> [Work to complete]: Search the material below for the word "this" and copy every line in which it occurs.

> [Data section]:
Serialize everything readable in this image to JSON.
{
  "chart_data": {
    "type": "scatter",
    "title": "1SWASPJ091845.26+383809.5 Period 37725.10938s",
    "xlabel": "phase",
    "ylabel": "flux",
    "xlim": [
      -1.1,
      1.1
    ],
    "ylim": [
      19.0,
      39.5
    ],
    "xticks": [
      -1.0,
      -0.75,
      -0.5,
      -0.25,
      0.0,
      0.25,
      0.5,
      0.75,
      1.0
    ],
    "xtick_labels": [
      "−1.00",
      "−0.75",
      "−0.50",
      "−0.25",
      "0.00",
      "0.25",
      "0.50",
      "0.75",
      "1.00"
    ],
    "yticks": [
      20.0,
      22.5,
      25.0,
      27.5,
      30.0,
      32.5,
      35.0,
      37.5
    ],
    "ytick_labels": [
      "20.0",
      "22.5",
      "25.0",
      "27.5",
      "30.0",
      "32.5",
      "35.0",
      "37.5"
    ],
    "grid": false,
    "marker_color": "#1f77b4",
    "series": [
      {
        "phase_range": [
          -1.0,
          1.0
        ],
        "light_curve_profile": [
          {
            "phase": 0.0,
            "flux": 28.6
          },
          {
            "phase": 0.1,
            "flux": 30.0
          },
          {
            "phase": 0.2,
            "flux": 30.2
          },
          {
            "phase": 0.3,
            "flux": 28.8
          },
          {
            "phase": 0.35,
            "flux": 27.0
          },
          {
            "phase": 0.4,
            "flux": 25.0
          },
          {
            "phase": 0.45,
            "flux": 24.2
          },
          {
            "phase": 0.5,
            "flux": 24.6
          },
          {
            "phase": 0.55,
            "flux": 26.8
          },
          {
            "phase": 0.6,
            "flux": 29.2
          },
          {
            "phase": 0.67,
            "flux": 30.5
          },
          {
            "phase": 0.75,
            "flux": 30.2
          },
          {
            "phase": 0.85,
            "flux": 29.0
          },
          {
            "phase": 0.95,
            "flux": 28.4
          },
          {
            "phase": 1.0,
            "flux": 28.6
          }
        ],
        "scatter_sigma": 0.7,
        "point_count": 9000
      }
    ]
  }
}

* * *

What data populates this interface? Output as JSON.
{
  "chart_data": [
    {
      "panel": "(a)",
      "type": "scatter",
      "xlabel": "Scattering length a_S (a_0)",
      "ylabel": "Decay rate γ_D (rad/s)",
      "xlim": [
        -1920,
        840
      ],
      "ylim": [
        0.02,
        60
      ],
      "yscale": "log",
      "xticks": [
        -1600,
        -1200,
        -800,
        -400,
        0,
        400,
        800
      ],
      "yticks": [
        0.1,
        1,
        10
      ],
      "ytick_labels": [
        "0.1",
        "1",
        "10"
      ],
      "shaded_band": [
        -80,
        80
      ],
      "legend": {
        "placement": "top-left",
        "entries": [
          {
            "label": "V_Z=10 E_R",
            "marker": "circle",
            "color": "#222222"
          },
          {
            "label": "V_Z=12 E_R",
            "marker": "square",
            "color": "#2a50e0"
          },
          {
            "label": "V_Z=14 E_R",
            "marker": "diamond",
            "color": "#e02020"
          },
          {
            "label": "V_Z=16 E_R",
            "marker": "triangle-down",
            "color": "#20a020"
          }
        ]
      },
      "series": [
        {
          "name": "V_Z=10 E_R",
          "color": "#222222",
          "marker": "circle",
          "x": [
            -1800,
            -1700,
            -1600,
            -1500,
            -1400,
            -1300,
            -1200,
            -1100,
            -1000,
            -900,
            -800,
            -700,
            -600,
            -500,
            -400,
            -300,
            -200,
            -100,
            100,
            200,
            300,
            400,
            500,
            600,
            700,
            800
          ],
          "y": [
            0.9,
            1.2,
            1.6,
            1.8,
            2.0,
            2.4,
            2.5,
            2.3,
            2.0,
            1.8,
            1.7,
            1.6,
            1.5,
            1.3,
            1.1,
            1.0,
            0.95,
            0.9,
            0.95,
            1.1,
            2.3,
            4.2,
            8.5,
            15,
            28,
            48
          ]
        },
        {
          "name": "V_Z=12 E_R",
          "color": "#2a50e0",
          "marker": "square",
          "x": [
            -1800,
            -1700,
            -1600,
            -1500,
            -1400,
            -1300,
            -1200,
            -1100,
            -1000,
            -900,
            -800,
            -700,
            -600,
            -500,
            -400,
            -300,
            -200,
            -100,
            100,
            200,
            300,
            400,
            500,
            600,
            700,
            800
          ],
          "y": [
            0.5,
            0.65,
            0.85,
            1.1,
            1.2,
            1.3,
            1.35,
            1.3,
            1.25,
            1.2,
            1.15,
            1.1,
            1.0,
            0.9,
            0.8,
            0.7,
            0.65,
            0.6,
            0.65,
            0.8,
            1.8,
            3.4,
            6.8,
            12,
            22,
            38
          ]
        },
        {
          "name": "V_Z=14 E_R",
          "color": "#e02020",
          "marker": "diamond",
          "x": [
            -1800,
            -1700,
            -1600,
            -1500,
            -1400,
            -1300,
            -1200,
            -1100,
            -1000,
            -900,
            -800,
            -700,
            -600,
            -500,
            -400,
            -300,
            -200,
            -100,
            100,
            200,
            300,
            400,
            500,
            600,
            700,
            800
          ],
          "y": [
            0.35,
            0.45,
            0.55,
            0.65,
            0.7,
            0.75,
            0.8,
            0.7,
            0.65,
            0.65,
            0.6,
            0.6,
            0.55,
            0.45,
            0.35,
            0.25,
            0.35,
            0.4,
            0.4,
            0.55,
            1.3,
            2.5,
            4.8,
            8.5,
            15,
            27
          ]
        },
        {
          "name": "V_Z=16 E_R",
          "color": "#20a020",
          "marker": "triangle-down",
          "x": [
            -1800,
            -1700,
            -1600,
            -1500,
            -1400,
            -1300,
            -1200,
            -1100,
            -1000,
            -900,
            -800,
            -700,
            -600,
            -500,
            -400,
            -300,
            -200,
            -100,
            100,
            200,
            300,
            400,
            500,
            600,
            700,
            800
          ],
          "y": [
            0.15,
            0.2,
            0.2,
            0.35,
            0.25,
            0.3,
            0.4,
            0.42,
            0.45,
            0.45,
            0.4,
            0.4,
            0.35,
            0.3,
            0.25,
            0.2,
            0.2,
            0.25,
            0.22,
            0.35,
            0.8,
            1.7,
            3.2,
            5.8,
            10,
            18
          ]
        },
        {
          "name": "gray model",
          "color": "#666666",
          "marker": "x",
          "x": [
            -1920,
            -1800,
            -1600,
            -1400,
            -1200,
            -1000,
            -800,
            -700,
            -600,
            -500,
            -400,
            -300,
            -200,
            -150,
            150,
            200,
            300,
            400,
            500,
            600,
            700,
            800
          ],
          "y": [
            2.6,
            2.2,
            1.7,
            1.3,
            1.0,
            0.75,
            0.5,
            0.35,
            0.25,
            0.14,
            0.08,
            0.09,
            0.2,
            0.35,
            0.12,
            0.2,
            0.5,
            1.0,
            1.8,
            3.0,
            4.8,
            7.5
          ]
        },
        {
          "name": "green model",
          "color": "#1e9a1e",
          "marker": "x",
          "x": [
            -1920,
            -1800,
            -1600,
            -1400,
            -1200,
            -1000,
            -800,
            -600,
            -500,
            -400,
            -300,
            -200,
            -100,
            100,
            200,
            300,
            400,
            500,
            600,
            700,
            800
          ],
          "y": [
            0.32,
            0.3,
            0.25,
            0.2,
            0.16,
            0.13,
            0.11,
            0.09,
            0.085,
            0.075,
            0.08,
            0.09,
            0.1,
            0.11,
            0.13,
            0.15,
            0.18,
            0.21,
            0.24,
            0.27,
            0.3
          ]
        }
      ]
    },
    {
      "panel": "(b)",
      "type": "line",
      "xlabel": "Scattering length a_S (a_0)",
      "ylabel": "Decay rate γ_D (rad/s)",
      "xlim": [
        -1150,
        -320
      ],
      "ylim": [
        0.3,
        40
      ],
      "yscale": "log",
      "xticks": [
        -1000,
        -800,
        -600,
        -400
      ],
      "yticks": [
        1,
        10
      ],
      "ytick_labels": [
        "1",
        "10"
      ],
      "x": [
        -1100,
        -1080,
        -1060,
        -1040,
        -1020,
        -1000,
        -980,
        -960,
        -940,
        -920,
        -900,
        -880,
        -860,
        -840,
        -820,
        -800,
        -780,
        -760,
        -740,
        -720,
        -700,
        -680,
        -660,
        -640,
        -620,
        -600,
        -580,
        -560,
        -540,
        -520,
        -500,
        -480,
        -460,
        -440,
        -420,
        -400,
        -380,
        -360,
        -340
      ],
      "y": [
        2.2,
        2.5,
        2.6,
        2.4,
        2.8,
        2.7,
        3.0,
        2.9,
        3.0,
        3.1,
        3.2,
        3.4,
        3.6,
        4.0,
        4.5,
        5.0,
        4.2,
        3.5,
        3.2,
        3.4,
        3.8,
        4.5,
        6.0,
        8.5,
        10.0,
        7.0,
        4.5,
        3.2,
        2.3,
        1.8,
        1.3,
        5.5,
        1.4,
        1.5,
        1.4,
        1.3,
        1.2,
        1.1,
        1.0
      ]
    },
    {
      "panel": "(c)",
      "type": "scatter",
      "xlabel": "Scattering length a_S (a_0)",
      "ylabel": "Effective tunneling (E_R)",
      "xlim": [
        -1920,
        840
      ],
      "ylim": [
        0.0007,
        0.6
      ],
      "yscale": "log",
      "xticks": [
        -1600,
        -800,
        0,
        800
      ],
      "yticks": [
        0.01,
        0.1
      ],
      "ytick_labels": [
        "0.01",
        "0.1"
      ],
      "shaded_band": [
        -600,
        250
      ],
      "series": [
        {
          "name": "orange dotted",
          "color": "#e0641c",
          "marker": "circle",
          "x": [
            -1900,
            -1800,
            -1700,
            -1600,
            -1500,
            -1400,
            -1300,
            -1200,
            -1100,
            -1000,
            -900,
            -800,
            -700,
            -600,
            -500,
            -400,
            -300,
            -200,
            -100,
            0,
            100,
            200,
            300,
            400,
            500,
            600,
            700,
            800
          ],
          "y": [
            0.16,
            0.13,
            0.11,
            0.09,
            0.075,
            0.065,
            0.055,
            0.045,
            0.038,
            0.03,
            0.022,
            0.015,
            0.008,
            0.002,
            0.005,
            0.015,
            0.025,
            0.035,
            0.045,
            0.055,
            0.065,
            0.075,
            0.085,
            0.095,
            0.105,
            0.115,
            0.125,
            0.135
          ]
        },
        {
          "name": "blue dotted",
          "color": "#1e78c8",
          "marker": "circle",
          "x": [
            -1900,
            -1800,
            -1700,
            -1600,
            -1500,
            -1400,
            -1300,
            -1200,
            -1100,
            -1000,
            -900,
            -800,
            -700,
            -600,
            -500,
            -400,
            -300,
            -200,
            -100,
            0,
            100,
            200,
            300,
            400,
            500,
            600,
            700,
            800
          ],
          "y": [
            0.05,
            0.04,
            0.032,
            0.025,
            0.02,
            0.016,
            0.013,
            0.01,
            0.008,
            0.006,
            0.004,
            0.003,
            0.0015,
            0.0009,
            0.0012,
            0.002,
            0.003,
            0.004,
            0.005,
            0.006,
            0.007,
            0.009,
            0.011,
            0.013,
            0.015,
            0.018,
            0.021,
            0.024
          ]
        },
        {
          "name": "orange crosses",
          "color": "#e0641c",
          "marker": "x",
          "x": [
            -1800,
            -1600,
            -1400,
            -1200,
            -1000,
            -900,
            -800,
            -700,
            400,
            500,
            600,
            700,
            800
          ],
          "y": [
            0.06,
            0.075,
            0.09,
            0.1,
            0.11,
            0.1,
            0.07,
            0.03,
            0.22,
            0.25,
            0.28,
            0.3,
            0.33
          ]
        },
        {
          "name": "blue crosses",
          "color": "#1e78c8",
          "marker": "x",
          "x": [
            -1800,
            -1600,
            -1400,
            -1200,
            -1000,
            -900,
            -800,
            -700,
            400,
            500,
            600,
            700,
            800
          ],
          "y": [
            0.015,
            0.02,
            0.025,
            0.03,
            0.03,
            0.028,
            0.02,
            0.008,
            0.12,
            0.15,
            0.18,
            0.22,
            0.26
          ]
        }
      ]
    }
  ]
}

> [Written answer]:
Serialize everything readable in this image to JSON.
What data populates this interface? Output as JSON.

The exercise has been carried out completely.